01
de dezembro de 2003
O dinamarquês
Thomas Vinterberg impressionou com a crueza de um cinema feroz
e sem concessões em Festa de família (1998), um
dos filmes-marco do Dogma 95, movimento cinematográfico
que buscava um realismo absoluto da encenação pela
ausência de artifícios narrativos.
Agora,
com Dogma do amor (It’s all about love; 2003) o
realizador nórdico afasta-se da objetividade da escola
a que seu nome estava ligado, percorrendo um caminho de obscuridade
metafísica em que se cruzam influências do polonês
Krysztof Kieslowski e de antigos filmes-pesadelo de outro polonês,
Roman Polansky, para produzir uma narrativa confusa; em síntese,
algo cheio de uma pretensão apocalíptica cujo resultado
final é o vazio.

__________________________________________________

## OBJETIVO DECLARADO A
Cite por inteiro, sem qualquer alteração, o texto sobre o filme Dogma do amor.

## ENTRADAS FORNECIDAS

__________________________________________________

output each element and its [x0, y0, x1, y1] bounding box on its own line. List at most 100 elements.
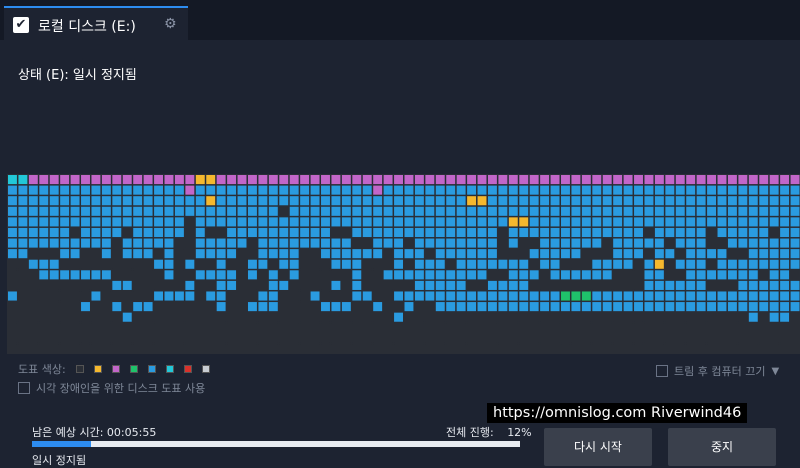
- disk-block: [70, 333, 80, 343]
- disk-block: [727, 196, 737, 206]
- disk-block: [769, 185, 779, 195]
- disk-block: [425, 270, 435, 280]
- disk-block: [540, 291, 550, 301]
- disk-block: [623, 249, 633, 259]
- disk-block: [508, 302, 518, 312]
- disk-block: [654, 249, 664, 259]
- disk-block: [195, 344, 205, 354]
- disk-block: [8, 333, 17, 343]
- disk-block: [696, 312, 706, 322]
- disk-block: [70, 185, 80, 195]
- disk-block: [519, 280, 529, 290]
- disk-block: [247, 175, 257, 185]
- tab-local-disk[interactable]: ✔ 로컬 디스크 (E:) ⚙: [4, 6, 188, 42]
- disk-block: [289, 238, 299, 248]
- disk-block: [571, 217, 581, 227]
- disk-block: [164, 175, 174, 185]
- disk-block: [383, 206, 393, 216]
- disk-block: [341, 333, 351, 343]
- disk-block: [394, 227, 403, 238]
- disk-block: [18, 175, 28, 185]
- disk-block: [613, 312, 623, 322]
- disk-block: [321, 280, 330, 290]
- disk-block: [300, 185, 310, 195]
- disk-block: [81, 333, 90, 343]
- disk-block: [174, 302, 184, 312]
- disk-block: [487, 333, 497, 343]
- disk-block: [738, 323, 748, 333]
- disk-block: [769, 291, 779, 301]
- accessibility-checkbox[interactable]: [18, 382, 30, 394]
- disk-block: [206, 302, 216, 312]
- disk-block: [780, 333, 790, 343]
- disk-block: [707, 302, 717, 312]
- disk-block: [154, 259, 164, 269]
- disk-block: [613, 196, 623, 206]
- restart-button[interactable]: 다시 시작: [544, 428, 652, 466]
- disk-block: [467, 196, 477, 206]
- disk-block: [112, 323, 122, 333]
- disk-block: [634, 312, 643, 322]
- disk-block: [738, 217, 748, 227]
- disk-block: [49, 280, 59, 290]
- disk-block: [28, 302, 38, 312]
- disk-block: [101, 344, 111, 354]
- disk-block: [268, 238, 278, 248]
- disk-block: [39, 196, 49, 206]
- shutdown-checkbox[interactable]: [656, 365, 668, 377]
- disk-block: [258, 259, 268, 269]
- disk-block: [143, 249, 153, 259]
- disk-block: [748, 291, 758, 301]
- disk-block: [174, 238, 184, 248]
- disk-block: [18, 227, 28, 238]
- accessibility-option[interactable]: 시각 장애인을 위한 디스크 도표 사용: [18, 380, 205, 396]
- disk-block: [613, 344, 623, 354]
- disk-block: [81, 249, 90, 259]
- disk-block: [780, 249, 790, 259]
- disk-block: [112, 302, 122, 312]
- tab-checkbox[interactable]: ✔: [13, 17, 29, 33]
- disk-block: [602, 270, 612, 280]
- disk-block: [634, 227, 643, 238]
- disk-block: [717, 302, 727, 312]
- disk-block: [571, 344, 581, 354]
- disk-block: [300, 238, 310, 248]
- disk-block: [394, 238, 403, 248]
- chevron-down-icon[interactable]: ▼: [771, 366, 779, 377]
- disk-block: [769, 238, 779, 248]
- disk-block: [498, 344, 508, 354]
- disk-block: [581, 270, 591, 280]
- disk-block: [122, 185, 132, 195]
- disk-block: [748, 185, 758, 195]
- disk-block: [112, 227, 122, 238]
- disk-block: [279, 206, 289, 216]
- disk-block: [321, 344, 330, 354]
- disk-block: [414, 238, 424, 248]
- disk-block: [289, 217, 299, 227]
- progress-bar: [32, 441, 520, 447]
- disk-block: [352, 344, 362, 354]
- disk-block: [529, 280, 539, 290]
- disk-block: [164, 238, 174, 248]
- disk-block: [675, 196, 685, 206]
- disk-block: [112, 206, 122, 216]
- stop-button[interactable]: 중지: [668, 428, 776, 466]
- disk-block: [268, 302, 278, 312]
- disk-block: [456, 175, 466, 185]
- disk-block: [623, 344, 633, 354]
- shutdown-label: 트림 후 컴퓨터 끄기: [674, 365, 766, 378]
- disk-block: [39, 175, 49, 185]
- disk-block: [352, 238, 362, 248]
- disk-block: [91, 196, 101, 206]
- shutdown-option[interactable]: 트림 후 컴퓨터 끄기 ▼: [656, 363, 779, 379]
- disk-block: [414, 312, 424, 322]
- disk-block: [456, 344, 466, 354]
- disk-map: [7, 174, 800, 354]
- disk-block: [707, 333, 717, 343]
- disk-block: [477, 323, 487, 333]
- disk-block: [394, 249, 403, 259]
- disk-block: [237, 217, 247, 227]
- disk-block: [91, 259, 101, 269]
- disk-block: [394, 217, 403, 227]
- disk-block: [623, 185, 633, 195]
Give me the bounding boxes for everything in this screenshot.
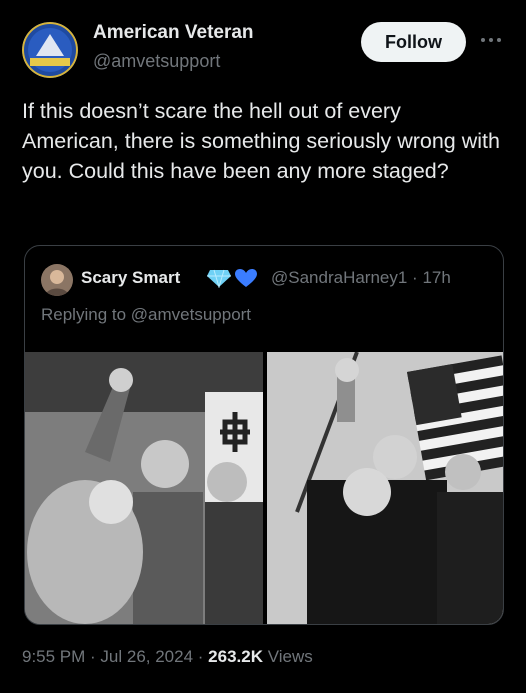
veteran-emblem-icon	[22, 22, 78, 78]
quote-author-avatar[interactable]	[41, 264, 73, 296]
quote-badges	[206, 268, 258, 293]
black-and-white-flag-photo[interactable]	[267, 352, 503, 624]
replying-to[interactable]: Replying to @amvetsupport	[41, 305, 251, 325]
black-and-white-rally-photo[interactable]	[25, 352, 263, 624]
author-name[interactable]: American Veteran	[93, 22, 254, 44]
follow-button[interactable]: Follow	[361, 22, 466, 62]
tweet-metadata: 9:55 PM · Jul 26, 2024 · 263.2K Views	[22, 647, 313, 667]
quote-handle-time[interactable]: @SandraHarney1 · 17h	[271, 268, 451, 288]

__________________________________________________

## OBJETIVO DECLARADO B
Imprima sem mudanças, nas entradas, tudo o que vai da linha que contém "- disk-block: [70, 333, 80, 343]" até a linha que contém "- disk-block: [394, 227, 403, 238]", incluindo essas duas.

## RESPOSTA ESPERADA A
01
de dezembro de 2003
O dinamarquês
Thomas Vinterberg impressionou com a crueza de um cinema feroz
e sem concessões em Festa de família (1998), um
dos filmes-marco do Dogma 95, movimento cinematográfico
que buscava um realismo absoluto da encenação pela
ausência de artifícios narrativos.
Agora,
com Dogma do amor (It’s all about love; 2003) o
realizador nórdico afasta-se da objetividade da escola
a que seu nome estava ligado, percorrendo um caminho de obscuridade
metafísica em que se cruzam influências do polonês
Krysztof Kieslowski e de antigos filmes-pesadelo de outro polonês,
Roman Polansky, para produzir uma narrativa confusa; em síntese,
algo cheio de uma pretensão apocalíptica cujo resultado
final é o vazio.

## RESPOSTA ESPERADA B
- disk-block: [70, 333, 80, 343]
- disk-block: [727, 196, 737, 206]
- disk-block: [769, 185, 779, 195]
- disk-block: [425, 270, 435, 280]
- disk-block: [540, 291, 550, 301]
- disk-block: [623, 249, 633, 259]
- disk-block: [508, 302, 518, 312]
- disk-block: [654, 249, 664, 259]
- disk-block: [195, 344, 205, 354]
- disk-block: [8, 333, 17, 343]
- disk-block: [696, 312, 706, 322]
- disk-block: [70, 185, 80, 195]
- disk-block: [519, 280, 529, 290]
- disk-block: [247, 175, 257, 185]
- tab-local-disk[interactable]: ✔ 로컬 디스크 (E:) ⚙: [4, 6, 188, 42]
- disk-block: [289, 238, 299, 248]
- disk-block: [571, 217, 581, 227]
- disk-block: [164, 175, 174, 185]
- disk-block: [383, 206, 393, 216]
- disk-block: [341, 333, 351, 343]
- disk-block: [394, 227, 403, 238]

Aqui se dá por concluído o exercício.